Lay out every line of the data below as a numbered list, leaving out blank lines and the pictures.

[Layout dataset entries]
______________________________

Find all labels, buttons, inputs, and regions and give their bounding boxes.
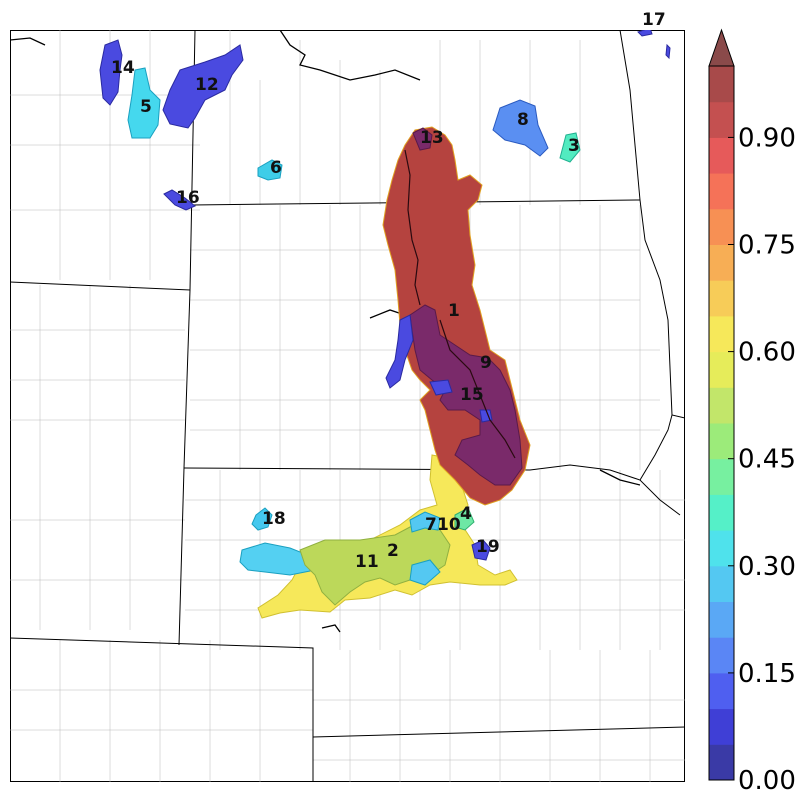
colorbar-tick-label: 0.60 — [738, 338, 796, 368]
region-19-shape — [471, 539, 491, 561]
colorbar-segment — [709, 244, 734, 281]
region-label-7: 7 — [425, 515, 437, 535]
colorbar-tick-label: 0.75 — [738, 231, 796, 261]
region-label-3: 3 — [568, 136, 580, 156]
colorbar-segment — [709, 494, 734, 531]
region-13-shape — [412, 127, 433, 151]
state-boundaries — [10, 30, 685, 782]
region-5-shape — [127, 67, 161, 139]
colorbar-segment — [709, 530, 734, 567]
region-label-1: 1 — [448, 301, 460, 321]
colorbar-segment — [709, 565, 734, 602]
region-12-shape — [162, 44, 244, 129]
region-label-8: 8 — [517, 110, 529, 130]
colorbar-segment — [709, 137, 734, 174]
colorbar-segment — [709, 173, 734, 210]
colorbar-segment — [709, 423, 734, 460]
region-14-shape — [99, 39, 123, 106]
region-label-5: 5 — [140, 97, 152, 117]
colorbar-segment — [709, 708, 734, 745]
region-6-shape — [257, 159, 283, 181]
region-3-shape — [559, 132, 581, 163]
region-label-9: 9 — [480, 353, 492, 373]
region-1-west-blue-shape — [385, 314, 414, 389]
region-label-2: 2 — [387, 541, 399, 561]
colorbar-outline — [708, 65, 735, 781]
region-label-18: 18 — [262, 509, 286, 529]
region-label-14: 14 — [111, 58, 135, 78]
probability-regions — [99, 30, 671, 619]
region-label-17-outside: 17 — [642, 10, 666, 30]
region-label-15: 15 — [460, 385, 484, 405]
colorbar-segment — [709, 66, 734, 103]
colorbar-tick-label: 0.90 — [738, 123, 796, 153]
region-label-13: 13 — [420, 128, 444, 148]
region-label-4: 4 — [460, 504, 472, 524]
colorbar-segment — [709, 208, 734, 245]
region-8-shape — [492, 99, 549, 157]
colorbar-segment — [709, 351, 734, 388]
region-17-shape — [637, 30, 671, 60]
county-grid — [10, 30, 685, 782]
colorbar-tick-label: 0.30 — [738, 552, 796, 582]
colorbar-segment — [709, 744, 734, 781]
colorbar-segment — [709, 315, 734, 353]
region-7-cyan-shape — [409, 511, 441, 586]
region-18-shape — [251, 507, 273, 531]
region-label-16: 16 — [176, 188, 200, 208]
colorbar-tick-label: 0.00 — [738, 766, 796, 796]
colorbar-segment — [709, 601, 734, 638]
region-label-6: 6 — [270, 158, 282, 178]
colorbar-extend-triangle — [708, 28, 735, 67]
river-inside-region-1 — [404, 149, 516, 459]
colorbar-segment — [709, 672, 734, 710]
region-label-19: 19 — [476, 537, 500, 557]
region-4-shape — [454, 507, 475, 531]
region-label-10: 10 — [437, 515, 461, 535]
colorbar-segment — [709, 458, 734, 495]
region-label-12: 12 — [195, 75, 219, 95]
region-labels: 1 2 3 4 5 6 7 8 9 10 11 12 13 14 15 16 1… — [111, 58, 580, 572]
colorbar-segment — [709, 637, 734, 674]
colorbar-segment — [709, 280, 734, 317]
colorbar: 0.00 0.15 0.30 0.45 0.60 0.75 0.90 — [708, 28, 796, 796]
colorbar-segment — [709, 387, 734, 424]
region-label-11: 11 — [355, 552, 379, 572]
region-1-blue-patch-shape — [429, 379, 493, 423]
region-16-shape — [163, 189, 196, 211]
colorbar-tick-label: 0.45 — [738, 445, 796, 475]
colorbar-tick-label: 0.15 — [738, 659, 796, 689]
colorbar-segment — [709, 101, 734, 138]
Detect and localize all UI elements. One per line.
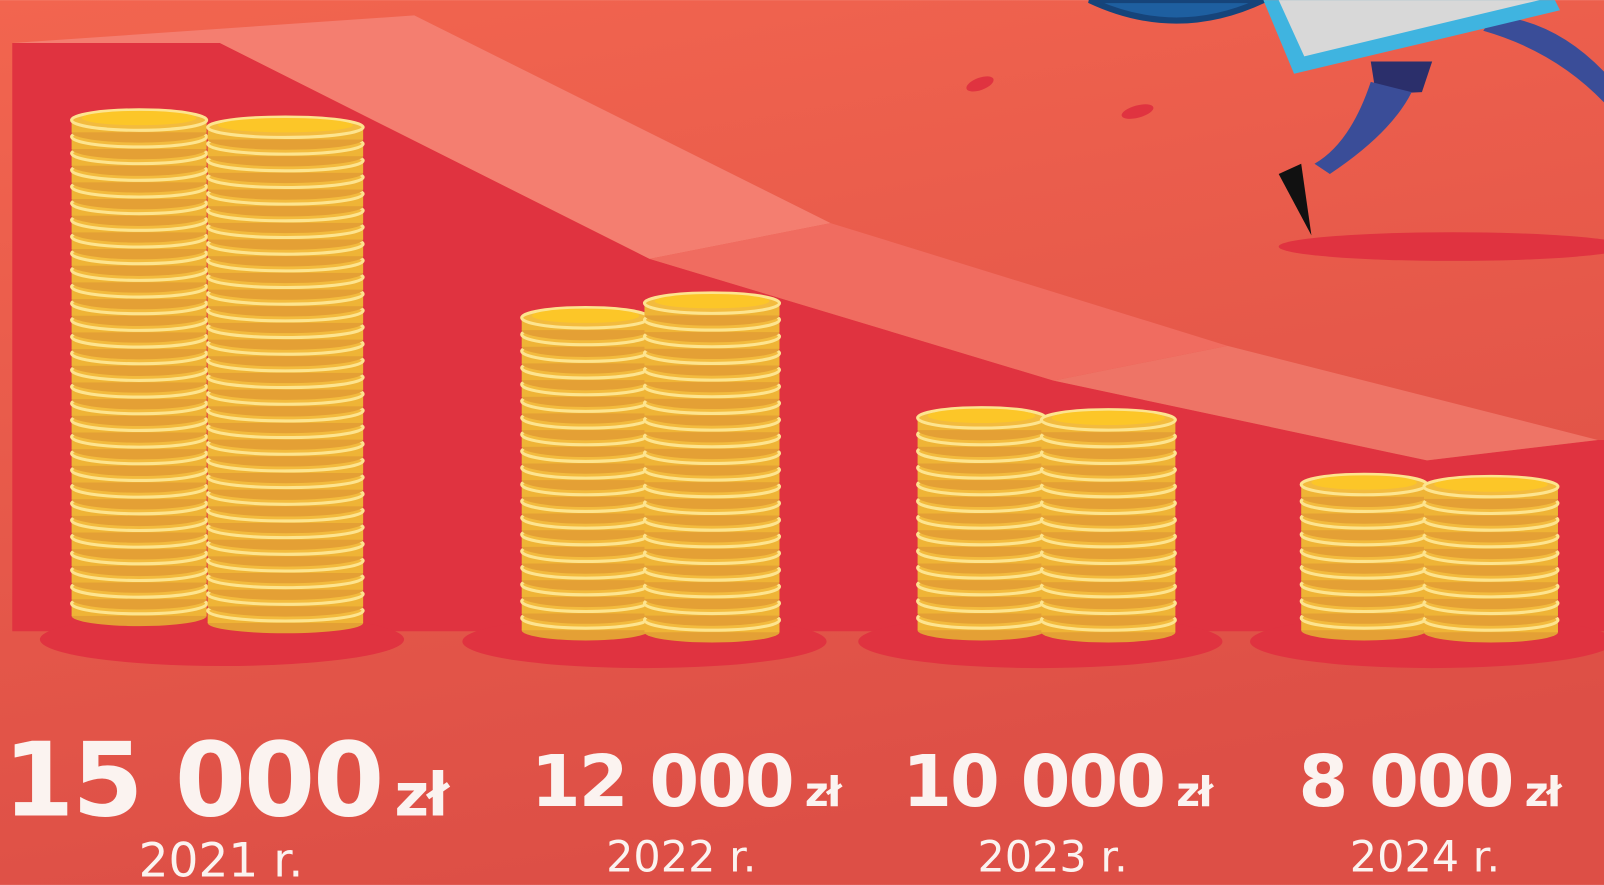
unit: zł: [1176, 768, 1214, 816]
coin-top: [1051, 410, 1166, 426]
amount-label: 8 000 zł: [1298, 740, 1562, 823]
stair-top: [1053, 345, 1598, 461]
coin-top: [654, 293, 770, 309]
coin-stack: [70, 108, 209, 627]
amount: 8 000: [1298, 740, 1512, 823]
year-label: 2022 r.: [606, 833, 756, 883]
amount-label: 10 000 zł: [902, 740, 1214, 823]
coin-stack: [1299, 472, 1429, 641]
coin-stack: [206, 115, 365, 634]
year-label: 2021 r.: [139, 834, 304, 885]
character: [966, 0, 1604, 236]
shadow: [1278, 232, 1604, 261]
amount-label: 12 000 zł: [531, 740, 843, 823]
coin-top: [531, 308, 640, 323]
unit: zł: [395, 760, 451, 829]
unit: zł: [1525, 768, 1563, 816]
year-label: 2023 r.: [977, 833, 1127, 883]
amount: 15 000: [3, 721, 382, 840]
stair-top: [12, 15, 831, 259]
amount: 12 000: [531, 740, 793, 823]
amount-label: 15 000 zł: [3, 721, 451, 840]
unit: zł: [805, 768, 843, 816]
year-label: 2024 r.: [1350, 833, 1500, 883]
coin-stack: [1422, 474, 1560, 643]
coin-top: [1311, 475, 1417, 490]
coin-stack: [1039, 408, 1177, 643]
coin-stack: [520, 306, 652, 641]
amount: 10 000: [902, 740, 1164, 823]
coin-stacks: [70, 108, 1560, 643]
coin-stack: [916, 406, 1047, 641]
stair-top: [649, 223, 1228, 381]
coin-stack: [642, 291, 782, 643]
coin-top: [81, 110, 197, 126]
coin-top: [1434, 477, 1548, 492]
coin-top: [927, 408, 1036, 423]
staircase: [12, 43, 1604, 632]
coin-top: [217, 118, 353, 133]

______________________________

» **TASK RESPONSE**
1. Find all labels, buttons, inputs, and regions and give their bounding boxes.
2. colorbar-tick-label: 0.60 — [738, 338, 796, 368]
3. region-19-shape — [471, 539, 491, 561]
4. colorbar-segment — [709, 244, 734, 281]
5. region-label-7: 7 — [425, 515, 437, 535]
6. colorbar-tick-label: 0.75 — [738, 231, 796, 261]
7. region-label-3: 3 — [568, 136, 580, 156]
8. colorbar-segment — [709, 494, 734, 531]
9. region-13-shape — [412, 127, 433, 151]
10. state-boundaries — [10, 30, 685, 782]
11. region-5-shape — [127, 67, 161, 139]
12. colorbar-segment — [709, 530, 734, 567]
13. region-label-1: 1 — [448, 301, 460, 321]
14. colorbar-segment — [709, 565, 734, 602]
15. region-12-shape — [162, 44, 244, 129]
16. region-label-8: 8 — [517, 110, 529, 130]
17. colorbar-segment — [709, 137, 734, 174]
18. colorbar-segment — [709, 173, 734, 210]
19. colorbar-segment — [709, 423, 734, 460]
20. region-14-shape — [99, 39, 123, 106]
21. region-label-5: 5 — [140, 97, 152, 117]
22. colorbar-segment — [709, 708, 734, 745]
23. region-6-shape — [257, 159, 283, 181]
24. region-3-shape — [559, 132, 581, 163]
25. region-label-9: 9 — [480, 353, 492, 373]
26. region-1-west-blue-shape — [385, 314, 414, 389]
27. region-label-2: 2 — [387, 541, 399, 561]
28. colorbar-outline — [708, 65, 735, 781]
29. region-label-18: 18 — [262, 509, 286, 529]
30. region-label-14: 14 — [111, 58, 135, 78]
31. probability-regions — [99, 30, 671, 619]
32. region-label-17-outside: 17 — [642, 10, 666, 30]
33. region-label-15: 15 — [460, 385, 484, 405]
34. colorbar-segment — [709, 66, 734, 103]
35. colorbar-tick-label: 0.90 — [738, 123, 796, 153]
36. region-label-13: 13 — [420, 128, 444, 148]
37. region-label-4: 4 — [460, 504, 472, 524]
38. colorbar-segment — [709, 208, 734, 245]
39. region-8-shape — [492, 99, 549, 157]
40. colorbar-segment — [709, 351, 734, 388]
41. region-17-shape — [637, 30, 671, 60]
42. county-grid — [10, 30, 685, 782]
43. colorbar-tick-label: 0.30 — [738, 552, 796, 582]
44. colorbar-segment — [709, 744, 734, 781]
45. colorbar-segment — [709, 315, 734, 353]
46. region-7-cyan-shape — [409, 511, 441, 586]
47. region-18-shape — [251, 507, 273, 531]
48. region-label-16: 16 — [176, 188, 200, 208]
49. colorbar-tick-label: 0.00 — [738, 766, 796, 796]
50. colorbar-segment — [709, 601, 734, 638]
51. region-label-6: 6 — [270, 158, 282, 178]
52. colorbar-extend-triangle — [708, 28, 735, 67]
53. river-inside-region-1 — [404, 149, 516, 459]
54. colorbar-segment — [709, 672, 734, 710]
55. region-label-19: 19 — [476, 537, 500, 557]
56. region-4-shape — [454, 507, 475, 531]
57. region-label-10: 10 — [437, 515, 461, 535]
58. colorbar-segment — [709, 458, 734, 495]
59. region-label-12: 12 — [195, 75, 219, 95]
60. region-labels: 1 2 3 4 5 6 7 8 9 10 11 12 13 14 15 16 1… — [111, 58, 580, 572]
61. colorbar-segment — [709, 637, 734, 674]
62. colorbar-segment — [709, 280, 734, 317]
63. colorbar: 0.00 0.15 0.30 0.45 0.60 0.75 0.90 — [708, 28, 796, 796]
64. colorbar-segment — [709, 387, 734, 424]
65. region-label-11: 11 — [355, 552, 379, 572]
66. region-1-blue-patch-shape — [429, 379, 493, 423]
67. region-16-shape — [163, 189, 196, 211]
68. colorbar-tick-label: 0.45 — [738, 445, 796, 475]
69. colorbar-tick-label: 0.15 — [738, 659, 796, 689]
70. colorbar-segment — [709, 101, 734, 138]
71. Detect and localize all UI elements. One per line.
72. unit: zł: [1176, 768, 1214, 816]
73. coin-top: [1051, 410, 1166, 426]
74. amount-label: 8 000 zł: [1298, 740, 1562, 823]
75. stair-top: [1053, 345, 1598, 461]
76. coin-top: [654, 293, 770, 309]
77. coin-stack: [70, 108, 209, 627]
78. amount: 8 000: [1298, 740, 1512, 823]
79. year-label: 2022 r.: [606, 833, 756, 883]
80. amount-label: 10 000 zł: [902, 740, 1214, 823]
81. coin-stack: [1299, 472, 1429, 641]
82. coin-stack: [206, 115, 365, 634]
83. year-label: 2021 r.: [139, 834, 304, 885]
84. character: [966, 0, 1604, 236]
85. shadow: [1278, 232, 1604, 261]
86. amount-label: 12 000 zł: [531, 740, 843, 823]
87. coin-top: [531, 308, 640, 323]
88. unit: zł: [395, 760, 451, 829]
89. unit: zł: [1525, 768, 1563, 816]
90. year-label: 2023 r.: [977, 833, 1127, 883]
91. amount: 15 000: [3, 721, 382, 840]
92. stair-top: [12, 15, 831, 259]
93. amount: 12 000: [531, 740, 793, 823]
94. amount-label: 15 000 zł: [3, 721, 451, 840]
95. unit: zł: [805, 768, 843, 816]
96. year-label: 2024 r.: [1350, 833, 1500, 883]
97. coin-stack: [1422, 474, 1560, 643]
98. coin-top: [1311, 475, 1417, 490]
99. coin-stack: [1039, 408, 1177, 643]
100. coin-stack: [520, 306, 652, 641]
101. amount: 10 000: [902, 740, 1164, 823]
102. coin-stacks: [70, 108, 1560, 643]
103. coin-stack: [916, 406, 1047, 641]
104. stair-top: [649, 223, 1228, 381]
105. coin-stack: [642, 291, 782, 643]
106. coin-top: [81, 110, 197, 126]
107. coin-top: [1434, 477, 1548, 492]
108. coin-top: [927, 408, 1036, 423]
109. staircase: [12, 43, 1604, 632]
110. coin-top: [217, 118, 353, 133]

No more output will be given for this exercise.